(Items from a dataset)

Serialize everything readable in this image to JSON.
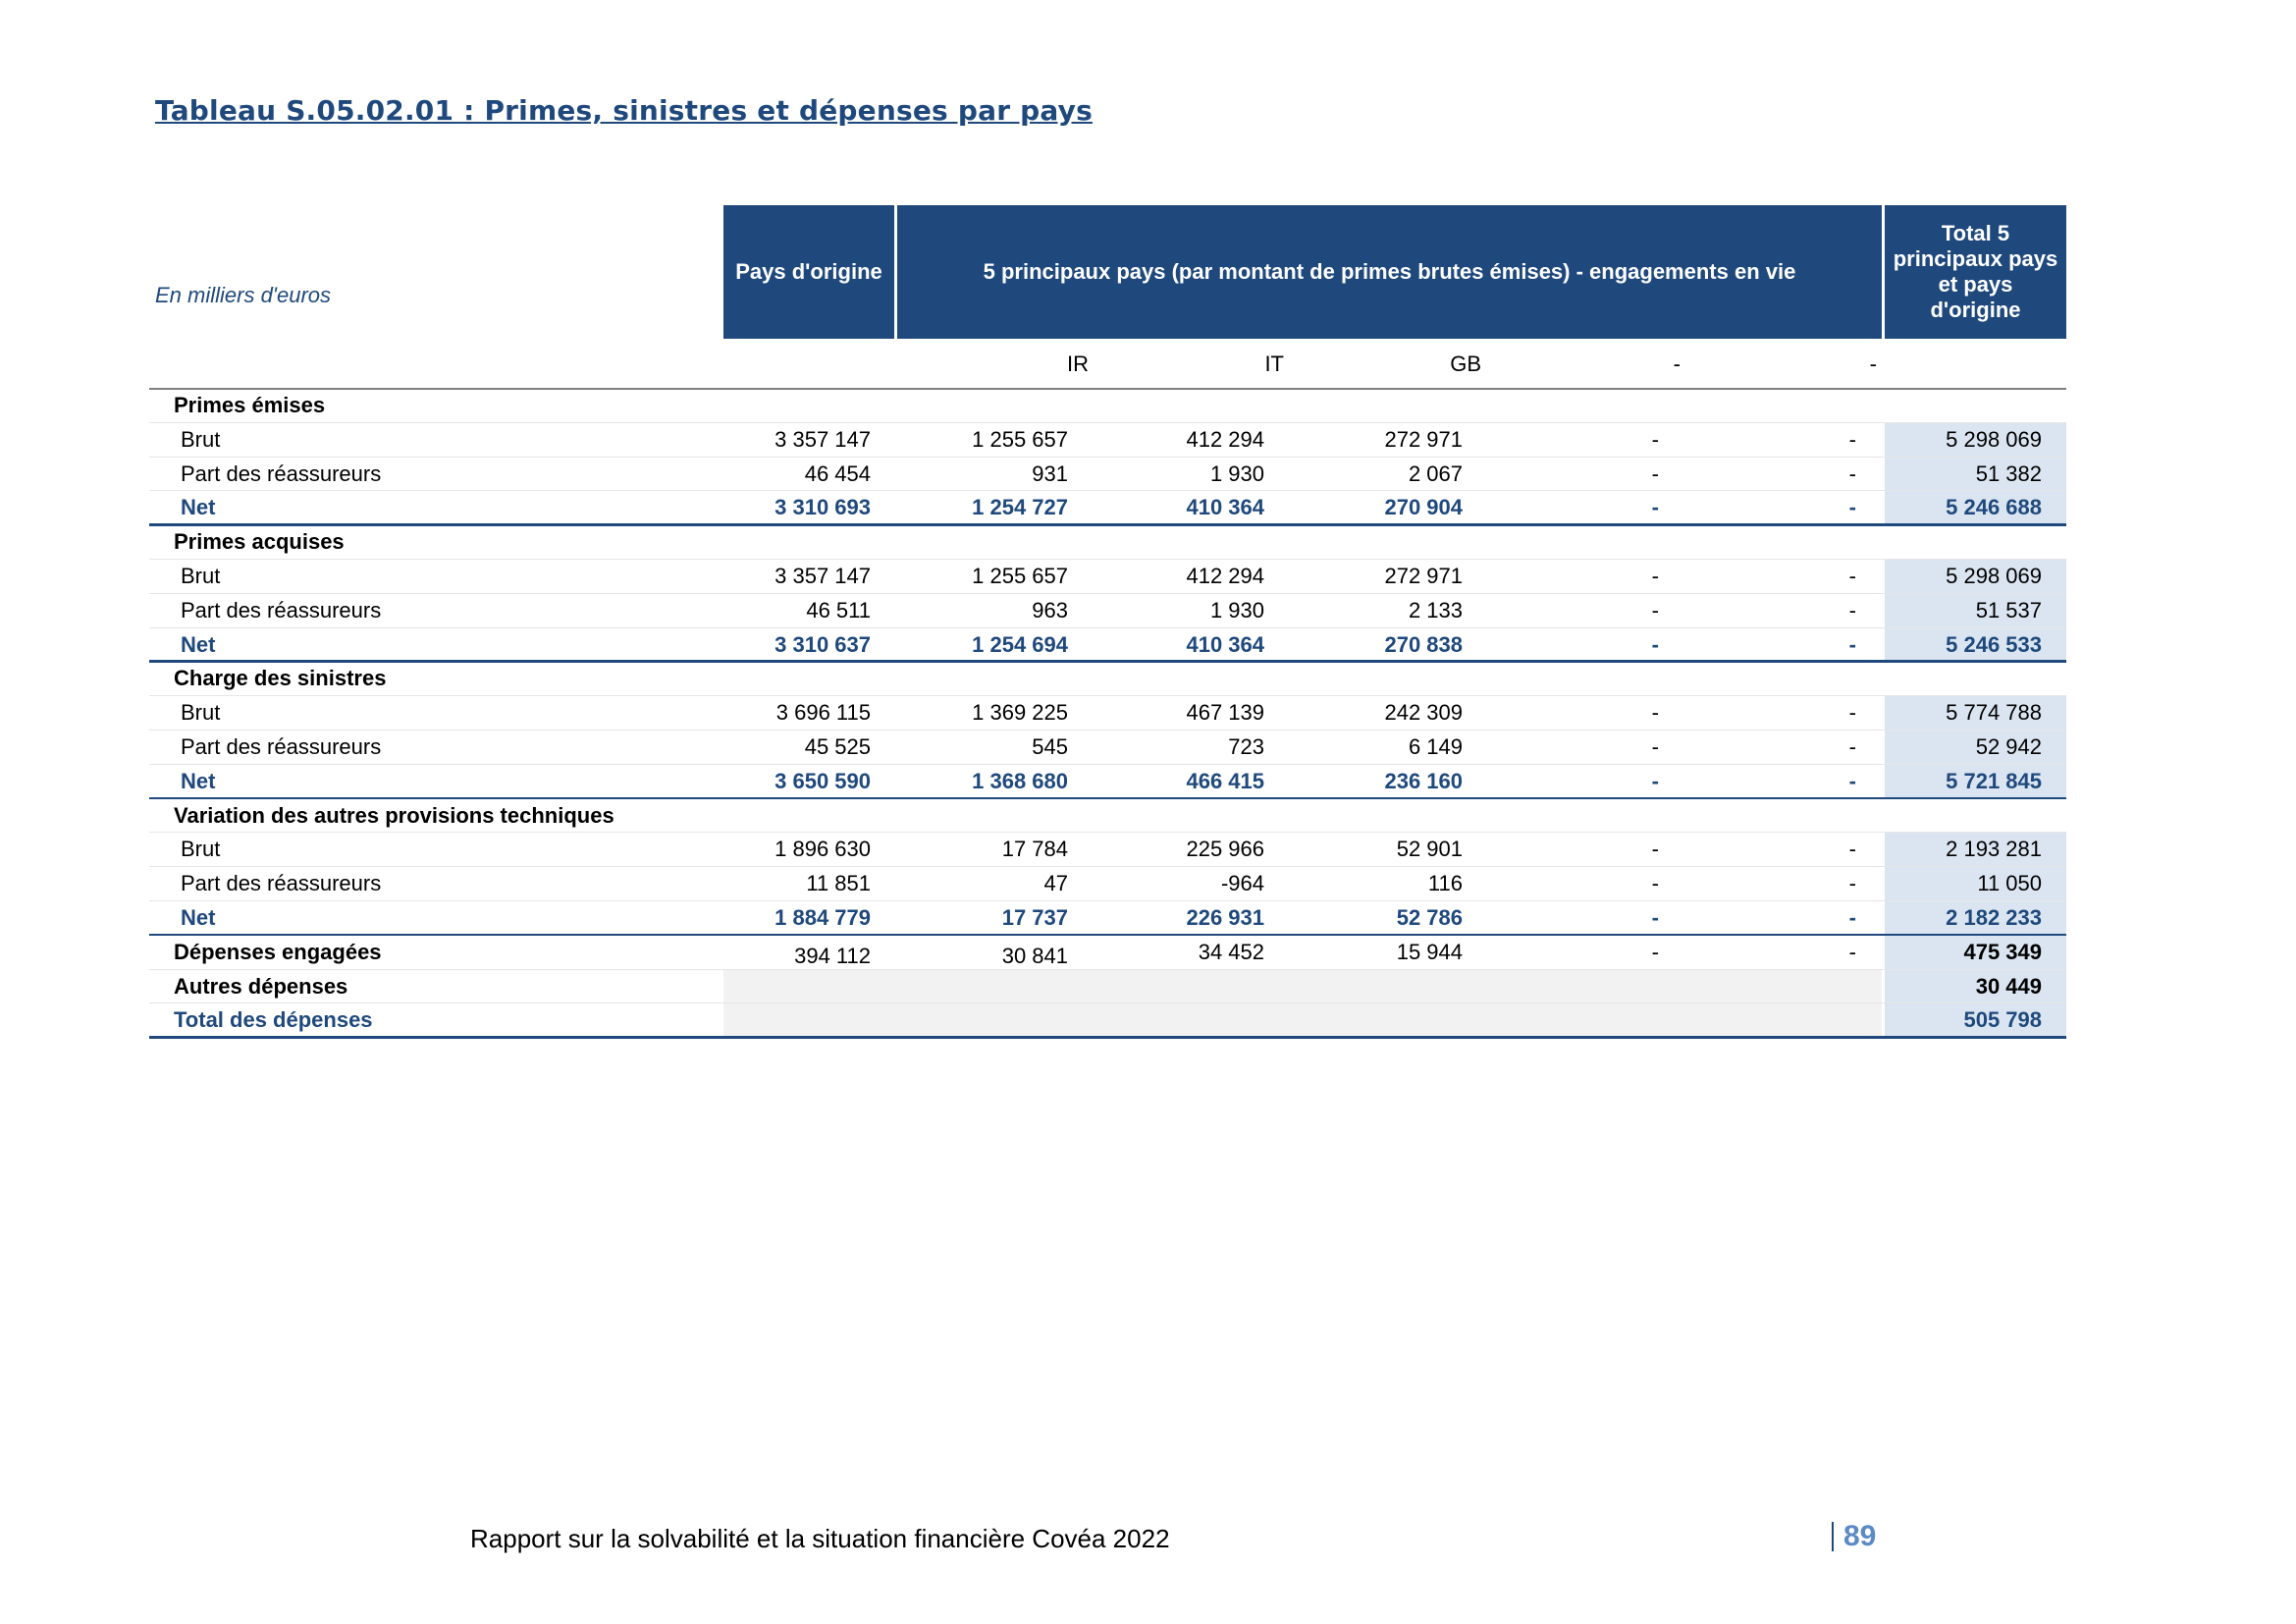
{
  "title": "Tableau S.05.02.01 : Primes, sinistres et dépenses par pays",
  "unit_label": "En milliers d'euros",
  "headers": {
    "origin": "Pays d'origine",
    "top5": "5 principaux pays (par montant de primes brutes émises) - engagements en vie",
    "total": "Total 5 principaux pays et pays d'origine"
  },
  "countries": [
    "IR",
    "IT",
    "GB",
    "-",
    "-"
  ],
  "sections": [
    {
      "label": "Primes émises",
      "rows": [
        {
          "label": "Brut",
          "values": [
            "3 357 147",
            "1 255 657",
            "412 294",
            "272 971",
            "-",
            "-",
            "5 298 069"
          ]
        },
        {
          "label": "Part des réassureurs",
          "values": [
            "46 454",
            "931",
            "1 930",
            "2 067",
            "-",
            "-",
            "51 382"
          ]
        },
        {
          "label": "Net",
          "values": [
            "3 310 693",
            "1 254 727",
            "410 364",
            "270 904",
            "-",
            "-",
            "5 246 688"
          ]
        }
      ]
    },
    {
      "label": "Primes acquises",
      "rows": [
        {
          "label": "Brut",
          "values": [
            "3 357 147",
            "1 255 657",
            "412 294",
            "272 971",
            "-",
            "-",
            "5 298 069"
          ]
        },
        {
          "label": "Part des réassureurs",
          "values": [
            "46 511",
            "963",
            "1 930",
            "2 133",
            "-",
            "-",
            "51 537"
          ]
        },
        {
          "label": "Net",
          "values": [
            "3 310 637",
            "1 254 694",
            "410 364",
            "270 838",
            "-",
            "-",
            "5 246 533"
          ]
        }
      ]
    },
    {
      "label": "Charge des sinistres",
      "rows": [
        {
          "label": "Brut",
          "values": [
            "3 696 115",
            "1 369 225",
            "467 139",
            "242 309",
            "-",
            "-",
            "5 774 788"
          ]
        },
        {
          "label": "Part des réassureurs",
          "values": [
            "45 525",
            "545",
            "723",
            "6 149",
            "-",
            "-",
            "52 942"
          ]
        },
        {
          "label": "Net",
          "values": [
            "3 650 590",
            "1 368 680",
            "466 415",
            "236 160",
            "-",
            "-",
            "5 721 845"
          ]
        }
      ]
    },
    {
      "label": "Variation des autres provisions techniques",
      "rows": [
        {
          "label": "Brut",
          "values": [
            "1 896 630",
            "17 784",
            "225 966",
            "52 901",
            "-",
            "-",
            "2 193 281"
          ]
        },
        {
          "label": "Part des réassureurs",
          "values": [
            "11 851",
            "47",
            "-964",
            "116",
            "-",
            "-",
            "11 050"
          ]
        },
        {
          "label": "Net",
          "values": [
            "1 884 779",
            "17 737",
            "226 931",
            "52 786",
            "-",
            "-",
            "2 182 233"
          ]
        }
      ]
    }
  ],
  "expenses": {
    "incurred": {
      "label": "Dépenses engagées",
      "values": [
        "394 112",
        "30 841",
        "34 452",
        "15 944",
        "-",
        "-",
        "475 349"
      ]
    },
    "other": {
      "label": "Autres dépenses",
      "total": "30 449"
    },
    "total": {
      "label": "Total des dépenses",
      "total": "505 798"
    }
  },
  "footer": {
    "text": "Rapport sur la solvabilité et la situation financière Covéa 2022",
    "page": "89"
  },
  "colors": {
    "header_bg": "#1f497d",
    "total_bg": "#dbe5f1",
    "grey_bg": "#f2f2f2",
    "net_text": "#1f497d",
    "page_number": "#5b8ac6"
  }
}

STATED GOAL: Using the material above, gather every line that includes "origine".

COMPLETED EXERCISE:
    "origin": "Pays d'origine",
    "total": "Total 5 principaux pays et pays d'origine"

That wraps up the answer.